Record list

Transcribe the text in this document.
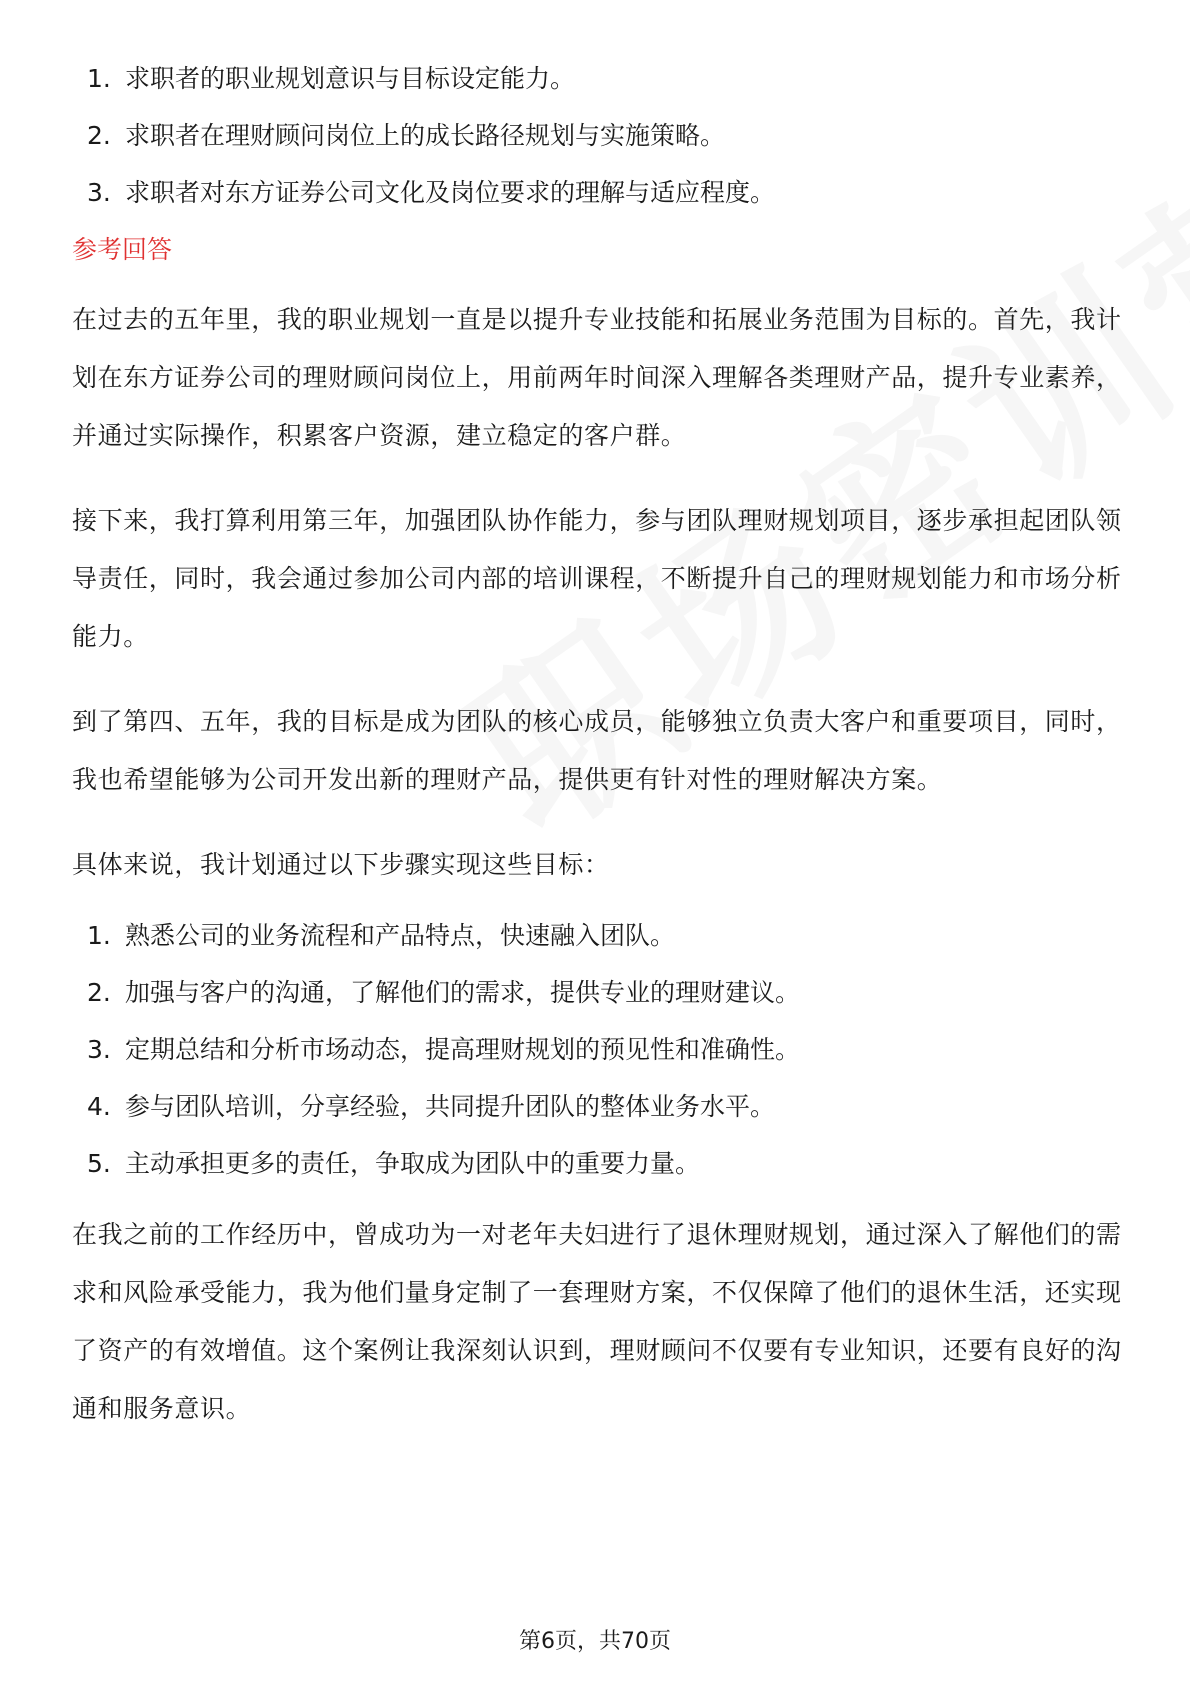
1. 求职者的职业规划意识与目标设定能力。
2. 求职者在理财顾问岗位上的成长路径规划与实施策略。
3. 求职者对东方证券公司文化及岗位要求的理解与适应程度。
参考回答

在过去的五年里，我的职业规划一直是以提升专业技能和拓展业务范围为目标的。首先，我计划在东方证券公司的理财顾问岗位上，用前两年时间深入理解各类理财产品，提升专业素养，并通过实际操作，积累客户资源，建立稳定的客户群。

接下来，我打算利用第三年，加强团队协作能力，参与团队理财规划项目，逐步承担起团队领导责任，同时，我会通过参加公司内部的培训课程，不断提升自己的理财规划能力和市场分析能力。

到了第四、五年，我的目标是成为团队的核心成员，能够独立负责大客户和重要项目，同时，我也希望能够为公司开发出新的理财产品，提供更有针对性的理财解决方案。

具体来说，我计划通过以下步骤实现这些目标：

1. 熟悉公司的业务流程和产品特点，快速融入团队。
2. 加强与客户的沟通，了解他们的需求，提供专业的理财建议。
3. 定期总结和分析市场动态，提高理财规划的预见性和准确性。
4. 参与团队培训，分享经验，共同提升团队的整体业务水平。
5. 主动承担更多的责任，争取成为团队中的重要力量。

在我之前的工作经历中，曾成功为一对老年夫妇进行了退休理财规划，通过深入了解他们的需求和风险承受能力，我为他们量身定制了一套理财方案，不仅保障了他们的退休生活，还实现了资产的有效增值。这个案例让我深刻认识到，理财顾问不仅要有专业知识，还要有良好的沟通和服务意识。

第6页，共70页
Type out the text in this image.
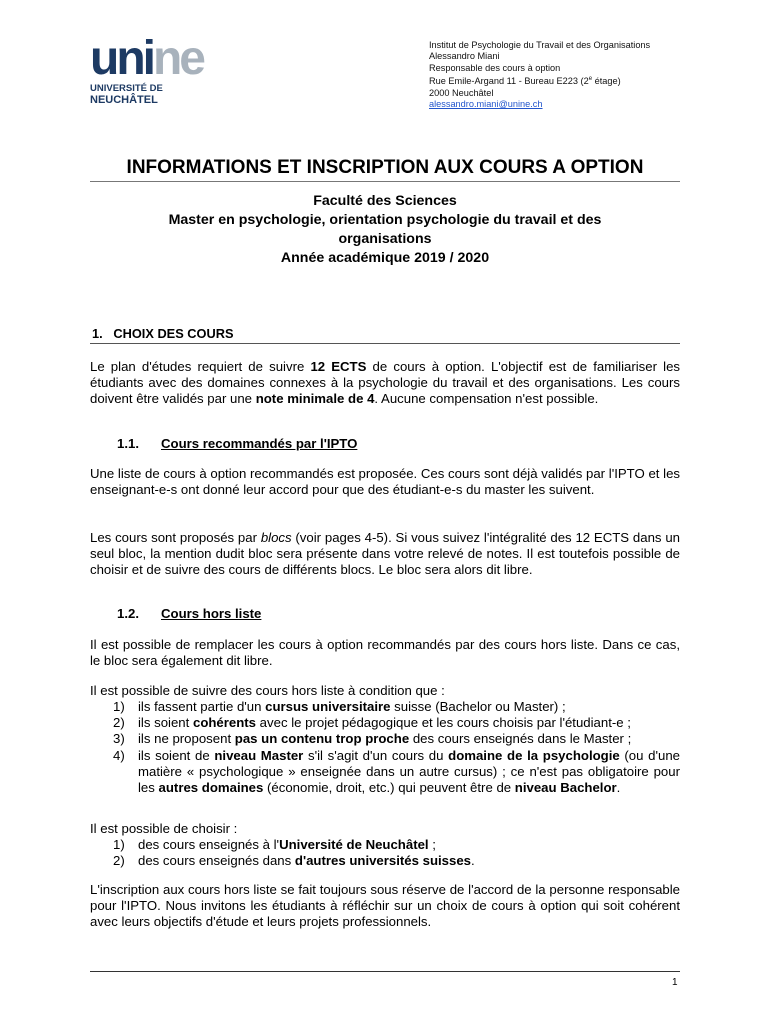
uni ne
UNIVERSITÉ DE
NEUCHÂTEL
Institut de Psychologie du Travail et des Organisations
Alessandro Miani
Responsable des cours à option
Rue Emile-Argand 11 - Bureau E223 (2e étage)
2000 Neuchâtel
alessandro.miani@unine.ch
INFORMATIONS ET INSCRIPTION AUX COURS A OPTION
Faculté des Sciences
Master en psychologie, orientation psychologie du travail et des
organisations
Année académique 2019 / 2020
1. CHOIX DES COURS
Le plan d'études requiert de suivre 12 ECTS de cours à option. L'objectif est de familiariser les étudiants avec des domaines connexes à la psychologie du travail et des organisations. Les cours doivent être validés par une note minimale de 4. Aucune compensation n'est possible.
1.1. Cours recommandés par l'IPTO
Une liste de cours à option recommandés est proposée. Ces cours sont déjà validés par l'IPTO et les enseignant-e-s ont donné leur accord pour que des étudiant-e-s du master les suivent.
Les cours sont proposés par blocs (voir pages 4-5). Si vous suivez l'intégralité des 12 ECTS dans un seul bloc, la mention dudit bloc sera présente dans votre relevé de notes. Il est toutefois possible de choisir et de suivre des cours de différents blocs. Le bloc sera alors dit libre.
1.2. Cours hors liste
Il est possible de remplacer les cours à option recommandés par des cours hors liste. Dans ce cas, le bloc sera également dit libre.
Il est possible de suivre des cours hors liste à condition que :
1) ils fassent partie d'un cursus universitaire suisse (Bachelor ou Master) ;
2) ils soient cohérents avec le projet pédagogique et les cours choisis par l'étudiant-e ;
3) ils ne proposent pas un contenu trop proche des cours enseignés dans le Master ;
4) ils soient de niveau Master s'il s'agit d'un cours du domaine de la psychologie (ou d'une matière « psychologique » enseignée dans un autre cursus) ; ce n'est pas obligatoire pour les autres domaines (économie, droit, etc.) qui peuvent être de niveau Bachelor.
Il est possible de choisir :
1) des cours enseignés à l'Université de Neuchâtel ;
2) des cours enseignés dans d'autres universités suisses.
L'inscription aux cours hors liste se fait toujours sous réserve de l'accord de la personne responsable pour l'IPTO. Nous invitons les étudiants à réfléchir sur un choix de cours à option qui soit cohérent avec leurs objectifs d'étude et leurs projets professionnels.
1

Task to carry out
Within the records, how many lines include "étudiants"? The answer is the number and nothing else.

Written reply
2